Please report every line from the material that contains the word "Науч".

▶ _Extracted records_:
-------

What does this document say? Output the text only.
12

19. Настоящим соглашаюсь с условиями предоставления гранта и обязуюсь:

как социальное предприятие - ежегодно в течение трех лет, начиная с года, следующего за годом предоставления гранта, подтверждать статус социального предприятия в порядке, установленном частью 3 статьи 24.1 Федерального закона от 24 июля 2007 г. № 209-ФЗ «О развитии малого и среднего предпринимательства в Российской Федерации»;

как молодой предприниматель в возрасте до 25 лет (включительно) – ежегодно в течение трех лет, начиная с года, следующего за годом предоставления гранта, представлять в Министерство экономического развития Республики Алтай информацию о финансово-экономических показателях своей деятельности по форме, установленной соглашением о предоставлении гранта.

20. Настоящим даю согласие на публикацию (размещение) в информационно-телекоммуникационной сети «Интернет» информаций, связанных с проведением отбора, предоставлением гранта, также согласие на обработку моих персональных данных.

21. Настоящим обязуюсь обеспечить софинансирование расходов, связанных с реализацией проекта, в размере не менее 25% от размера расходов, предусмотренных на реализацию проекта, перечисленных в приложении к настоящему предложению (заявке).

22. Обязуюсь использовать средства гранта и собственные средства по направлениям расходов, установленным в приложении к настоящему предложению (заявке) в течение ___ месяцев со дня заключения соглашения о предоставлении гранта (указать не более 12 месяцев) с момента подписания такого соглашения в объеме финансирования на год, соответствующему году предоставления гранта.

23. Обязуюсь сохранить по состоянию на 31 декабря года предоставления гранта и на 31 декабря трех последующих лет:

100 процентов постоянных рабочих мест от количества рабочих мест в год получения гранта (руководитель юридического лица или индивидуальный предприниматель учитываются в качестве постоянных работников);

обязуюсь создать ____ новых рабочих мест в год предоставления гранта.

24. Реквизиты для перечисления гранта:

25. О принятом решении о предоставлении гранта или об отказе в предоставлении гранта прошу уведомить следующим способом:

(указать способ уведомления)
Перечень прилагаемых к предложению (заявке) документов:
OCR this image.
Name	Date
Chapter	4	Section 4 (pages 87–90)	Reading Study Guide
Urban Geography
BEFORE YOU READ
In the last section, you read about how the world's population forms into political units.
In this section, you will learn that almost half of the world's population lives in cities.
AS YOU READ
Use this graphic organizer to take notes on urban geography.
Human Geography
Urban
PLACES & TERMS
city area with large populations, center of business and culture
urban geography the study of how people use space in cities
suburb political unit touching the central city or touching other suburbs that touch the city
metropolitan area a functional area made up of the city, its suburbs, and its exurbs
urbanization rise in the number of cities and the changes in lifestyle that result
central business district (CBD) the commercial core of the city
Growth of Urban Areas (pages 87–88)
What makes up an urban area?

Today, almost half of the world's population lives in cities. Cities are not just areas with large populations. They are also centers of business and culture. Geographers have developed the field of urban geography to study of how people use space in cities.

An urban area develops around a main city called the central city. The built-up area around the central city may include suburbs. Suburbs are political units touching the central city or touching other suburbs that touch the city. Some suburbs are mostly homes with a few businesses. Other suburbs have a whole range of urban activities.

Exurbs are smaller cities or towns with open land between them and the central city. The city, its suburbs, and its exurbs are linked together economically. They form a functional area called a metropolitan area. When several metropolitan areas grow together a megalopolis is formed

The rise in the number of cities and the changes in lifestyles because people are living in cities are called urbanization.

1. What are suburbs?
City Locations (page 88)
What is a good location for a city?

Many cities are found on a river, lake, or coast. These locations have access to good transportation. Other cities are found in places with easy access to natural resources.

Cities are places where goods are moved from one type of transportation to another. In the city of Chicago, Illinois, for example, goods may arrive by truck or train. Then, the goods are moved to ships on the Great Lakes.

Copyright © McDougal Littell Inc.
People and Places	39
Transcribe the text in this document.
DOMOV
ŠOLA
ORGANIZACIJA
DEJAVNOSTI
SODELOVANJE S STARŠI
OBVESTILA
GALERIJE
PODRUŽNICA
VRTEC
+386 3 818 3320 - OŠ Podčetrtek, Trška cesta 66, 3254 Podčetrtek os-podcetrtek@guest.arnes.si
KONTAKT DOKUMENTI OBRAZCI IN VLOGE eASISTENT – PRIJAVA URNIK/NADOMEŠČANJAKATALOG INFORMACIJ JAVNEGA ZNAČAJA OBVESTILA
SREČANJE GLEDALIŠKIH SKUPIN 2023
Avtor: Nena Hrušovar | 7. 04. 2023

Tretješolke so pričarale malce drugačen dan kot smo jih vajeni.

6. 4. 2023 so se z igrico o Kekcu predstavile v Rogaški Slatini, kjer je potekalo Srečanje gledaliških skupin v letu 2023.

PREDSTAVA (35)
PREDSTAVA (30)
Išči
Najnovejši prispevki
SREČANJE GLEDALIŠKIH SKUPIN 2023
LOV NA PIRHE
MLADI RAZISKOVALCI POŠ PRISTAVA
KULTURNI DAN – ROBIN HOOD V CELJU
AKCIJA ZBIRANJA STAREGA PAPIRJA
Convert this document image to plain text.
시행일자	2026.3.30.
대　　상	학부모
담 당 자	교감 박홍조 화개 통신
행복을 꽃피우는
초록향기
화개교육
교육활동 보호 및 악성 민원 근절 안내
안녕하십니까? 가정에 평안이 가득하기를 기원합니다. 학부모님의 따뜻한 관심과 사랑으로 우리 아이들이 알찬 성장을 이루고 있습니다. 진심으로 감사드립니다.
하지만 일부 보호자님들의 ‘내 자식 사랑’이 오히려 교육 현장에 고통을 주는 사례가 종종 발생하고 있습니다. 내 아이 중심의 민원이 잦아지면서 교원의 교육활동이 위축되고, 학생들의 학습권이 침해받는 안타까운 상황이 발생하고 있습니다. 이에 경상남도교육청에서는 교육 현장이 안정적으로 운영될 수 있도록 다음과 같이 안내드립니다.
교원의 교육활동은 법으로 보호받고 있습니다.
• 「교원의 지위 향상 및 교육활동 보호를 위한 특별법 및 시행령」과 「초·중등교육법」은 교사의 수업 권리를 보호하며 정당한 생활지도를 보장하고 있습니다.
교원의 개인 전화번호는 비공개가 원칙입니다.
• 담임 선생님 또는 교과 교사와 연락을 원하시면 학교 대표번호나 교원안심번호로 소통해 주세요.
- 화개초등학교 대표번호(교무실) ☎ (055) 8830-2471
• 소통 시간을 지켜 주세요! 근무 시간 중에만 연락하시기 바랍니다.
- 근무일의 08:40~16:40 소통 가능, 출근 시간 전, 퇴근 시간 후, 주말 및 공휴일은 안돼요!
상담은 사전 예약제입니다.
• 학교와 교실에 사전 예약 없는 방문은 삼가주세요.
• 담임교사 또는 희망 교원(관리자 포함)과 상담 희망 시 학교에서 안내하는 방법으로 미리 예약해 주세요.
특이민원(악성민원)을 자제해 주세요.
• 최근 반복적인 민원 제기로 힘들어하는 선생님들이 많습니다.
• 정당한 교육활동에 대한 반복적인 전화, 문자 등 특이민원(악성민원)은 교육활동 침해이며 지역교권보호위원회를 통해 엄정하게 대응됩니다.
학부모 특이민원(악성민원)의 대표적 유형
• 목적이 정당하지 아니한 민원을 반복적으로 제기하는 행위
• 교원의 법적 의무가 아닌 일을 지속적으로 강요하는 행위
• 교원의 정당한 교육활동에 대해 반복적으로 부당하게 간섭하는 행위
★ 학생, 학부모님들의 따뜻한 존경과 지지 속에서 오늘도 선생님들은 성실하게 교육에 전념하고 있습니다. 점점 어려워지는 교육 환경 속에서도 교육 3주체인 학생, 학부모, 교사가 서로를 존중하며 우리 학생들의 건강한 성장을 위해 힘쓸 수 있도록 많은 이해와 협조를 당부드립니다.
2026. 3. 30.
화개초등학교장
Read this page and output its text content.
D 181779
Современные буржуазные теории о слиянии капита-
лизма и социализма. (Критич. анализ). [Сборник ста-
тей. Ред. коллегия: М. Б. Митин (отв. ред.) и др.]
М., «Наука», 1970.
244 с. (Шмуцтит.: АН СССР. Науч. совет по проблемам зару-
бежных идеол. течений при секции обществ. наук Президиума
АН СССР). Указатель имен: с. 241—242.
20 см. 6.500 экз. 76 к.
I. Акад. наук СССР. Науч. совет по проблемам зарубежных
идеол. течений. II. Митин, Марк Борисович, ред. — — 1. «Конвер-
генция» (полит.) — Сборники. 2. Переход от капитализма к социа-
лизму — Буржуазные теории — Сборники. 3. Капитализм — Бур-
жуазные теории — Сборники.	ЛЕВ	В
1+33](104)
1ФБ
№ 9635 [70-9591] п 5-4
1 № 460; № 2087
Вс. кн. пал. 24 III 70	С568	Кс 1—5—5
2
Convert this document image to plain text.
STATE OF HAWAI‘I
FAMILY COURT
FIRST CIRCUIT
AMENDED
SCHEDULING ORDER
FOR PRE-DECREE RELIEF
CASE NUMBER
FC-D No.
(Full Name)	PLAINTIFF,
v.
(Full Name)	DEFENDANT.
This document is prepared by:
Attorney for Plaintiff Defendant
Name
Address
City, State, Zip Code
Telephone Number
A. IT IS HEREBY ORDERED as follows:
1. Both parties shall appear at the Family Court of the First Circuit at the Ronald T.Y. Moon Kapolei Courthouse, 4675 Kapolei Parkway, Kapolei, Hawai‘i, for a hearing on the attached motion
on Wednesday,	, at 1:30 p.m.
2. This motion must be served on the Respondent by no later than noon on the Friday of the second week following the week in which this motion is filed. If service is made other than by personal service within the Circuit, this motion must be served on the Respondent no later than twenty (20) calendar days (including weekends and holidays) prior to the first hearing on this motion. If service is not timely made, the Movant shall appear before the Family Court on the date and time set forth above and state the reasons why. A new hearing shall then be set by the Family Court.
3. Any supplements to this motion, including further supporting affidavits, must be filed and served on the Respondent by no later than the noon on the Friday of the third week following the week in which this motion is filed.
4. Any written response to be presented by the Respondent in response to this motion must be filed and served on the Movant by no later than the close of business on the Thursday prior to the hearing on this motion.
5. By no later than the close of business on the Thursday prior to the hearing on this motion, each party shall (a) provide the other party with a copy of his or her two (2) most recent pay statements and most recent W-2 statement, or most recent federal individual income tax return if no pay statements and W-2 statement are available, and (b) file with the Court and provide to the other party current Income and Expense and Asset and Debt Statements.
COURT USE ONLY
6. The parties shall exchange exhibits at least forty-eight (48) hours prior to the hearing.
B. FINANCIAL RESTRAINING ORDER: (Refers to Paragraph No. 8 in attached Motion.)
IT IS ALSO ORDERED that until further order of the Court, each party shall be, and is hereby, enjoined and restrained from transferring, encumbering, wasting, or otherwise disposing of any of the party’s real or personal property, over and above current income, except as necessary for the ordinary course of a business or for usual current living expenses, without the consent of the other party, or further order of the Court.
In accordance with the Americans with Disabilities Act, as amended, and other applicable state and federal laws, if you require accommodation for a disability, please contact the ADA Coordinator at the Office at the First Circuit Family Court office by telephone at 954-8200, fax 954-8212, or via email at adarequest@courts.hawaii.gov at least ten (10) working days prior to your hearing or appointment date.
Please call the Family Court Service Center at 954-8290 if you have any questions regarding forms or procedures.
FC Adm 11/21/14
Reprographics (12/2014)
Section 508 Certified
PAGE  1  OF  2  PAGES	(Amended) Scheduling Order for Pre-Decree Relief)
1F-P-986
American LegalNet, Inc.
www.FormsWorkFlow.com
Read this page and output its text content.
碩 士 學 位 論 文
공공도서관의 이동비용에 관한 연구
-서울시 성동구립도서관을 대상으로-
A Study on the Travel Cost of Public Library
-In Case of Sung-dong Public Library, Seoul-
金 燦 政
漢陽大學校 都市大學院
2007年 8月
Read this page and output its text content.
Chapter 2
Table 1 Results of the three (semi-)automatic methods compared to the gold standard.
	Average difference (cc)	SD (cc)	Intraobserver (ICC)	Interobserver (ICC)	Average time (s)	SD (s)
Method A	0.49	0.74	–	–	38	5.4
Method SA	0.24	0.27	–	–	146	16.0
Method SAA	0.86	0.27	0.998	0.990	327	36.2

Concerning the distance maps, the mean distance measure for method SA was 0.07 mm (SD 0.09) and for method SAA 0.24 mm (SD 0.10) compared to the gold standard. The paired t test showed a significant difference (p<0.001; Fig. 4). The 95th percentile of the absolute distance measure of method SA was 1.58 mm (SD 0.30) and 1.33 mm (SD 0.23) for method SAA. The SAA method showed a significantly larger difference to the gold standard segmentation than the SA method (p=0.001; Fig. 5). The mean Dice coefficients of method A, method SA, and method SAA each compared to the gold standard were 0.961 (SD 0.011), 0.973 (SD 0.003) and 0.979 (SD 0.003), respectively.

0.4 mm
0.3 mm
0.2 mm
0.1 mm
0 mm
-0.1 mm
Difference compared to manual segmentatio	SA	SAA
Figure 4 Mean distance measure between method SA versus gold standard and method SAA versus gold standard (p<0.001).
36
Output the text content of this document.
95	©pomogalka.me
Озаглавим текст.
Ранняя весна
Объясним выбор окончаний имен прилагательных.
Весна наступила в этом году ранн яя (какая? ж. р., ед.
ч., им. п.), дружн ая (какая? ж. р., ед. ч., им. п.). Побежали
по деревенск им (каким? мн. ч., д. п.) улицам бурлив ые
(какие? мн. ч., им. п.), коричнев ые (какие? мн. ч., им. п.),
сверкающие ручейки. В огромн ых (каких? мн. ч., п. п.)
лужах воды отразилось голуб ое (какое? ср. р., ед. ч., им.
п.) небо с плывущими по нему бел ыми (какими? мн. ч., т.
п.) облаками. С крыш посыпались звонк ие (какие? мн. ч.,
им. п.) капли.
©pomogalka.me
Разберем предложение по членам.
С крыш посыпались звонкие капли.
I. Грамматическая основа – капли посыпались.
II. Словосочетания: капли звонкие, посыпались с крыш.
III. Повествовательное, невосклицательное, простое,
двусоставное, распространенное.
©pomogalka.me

-------

▶ _WORKED ANSWER_:
244 с. (Шмуцтит.: АН СССР. Науч. совет по проблемам зару-
I. Акад. наук СССР. Науч. совет по проблемам зарубежных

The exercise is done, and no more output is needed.